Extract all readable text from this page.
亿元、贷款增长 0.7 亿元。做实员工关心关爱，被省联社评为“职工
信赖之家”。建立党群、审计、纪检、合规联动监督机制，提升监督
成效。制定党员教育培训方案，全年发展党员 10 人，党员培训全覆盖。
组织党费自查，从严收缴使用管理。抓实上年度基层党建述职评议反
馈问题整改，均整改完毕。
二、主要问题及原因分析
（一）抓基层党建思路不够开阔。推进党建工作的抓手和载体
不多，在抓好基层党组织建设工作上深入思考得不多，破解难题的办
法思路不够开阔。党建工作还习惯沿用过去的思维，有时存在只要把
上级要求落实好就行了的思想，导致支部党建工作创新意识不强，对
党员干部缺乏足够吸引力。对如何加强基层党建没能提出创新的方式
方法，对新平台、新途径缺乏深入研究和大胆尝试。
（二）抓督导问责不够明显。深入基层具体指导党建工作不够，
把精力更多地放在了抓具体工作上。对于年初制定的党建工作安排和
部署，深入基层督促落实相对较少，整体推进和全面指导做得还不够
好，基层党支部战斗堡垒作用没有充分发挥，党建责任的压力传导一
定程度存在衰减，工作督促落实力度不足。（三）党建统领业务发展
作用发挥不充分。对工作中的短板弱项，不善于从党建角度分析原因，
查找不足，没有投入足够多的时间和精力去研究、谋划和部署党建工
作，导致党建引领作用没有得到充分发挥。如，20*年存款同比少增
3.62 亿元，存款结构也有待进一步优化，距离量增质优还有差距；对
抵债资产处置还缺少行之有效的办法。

**DESCRIPTION OF THE TASK:**
Copy all of the material word for word.

**EXERCISE SOLUTION:**
Extract all readable text from this page.
亿元、贷款增长 0.7 亿元。做实员工关心关爱，被省联社评为“职工
信赖之家”。建立党群、审计、纪检、合规联动监督机制，提升监督
成效。制定党员教育培训方案，全年发展党员 10 人，党员培训全覆盖。
组织党费自查，从严收缴使用管理。抓实上年度基层党建述职评议反
馈问题整改，均整改完毕。
二、主要问题及原因分析
（一）抓基层党建思路不够开阔。推进党建工作的抓手和载体
不多，在抓好基层党组织建设工作上深入思考得不多，破解难题的办
法思路不够开阔。党建工作还习惯沿用过去的思维，有时存在只要把
上级要求落实好就行了的思想，导致支部党建工作创新意识不强，对
党员干部缺乏足够吸引力。对如何加强基层党建没能提出创新的方式
方法，对新平台、新途径缺乏深入研究和大胆尝试。
（二）抓督导问责不够明显。深入基层具体指导党建工作不够，
把精力更多地放在了抓具体工作上。对于年初制定的党建工作安排和
部署，深入基层督促落实相对较少，整体推进和全面指导做得还不够
好，基层党支部战斗堡垒作用没有充分发挥，党建责任的压力传导一
定程度存在衰减，工作督促落实力度不足。（三）党建统领业务发展
作用发挥不充分。对工作中的短板弱项，不善于从党建角度分析原因，
查找不足，没有投入足够多的时间和精力去研究、谋划和部署党建工
作，导致党建引领作用没有得到充分发挥。如，20*年存款同比少增
3.62 亿元，存款结构也有待进一步优化，距离量增质优还有差距；对
抵债资产处置还缺少行之有效的办法。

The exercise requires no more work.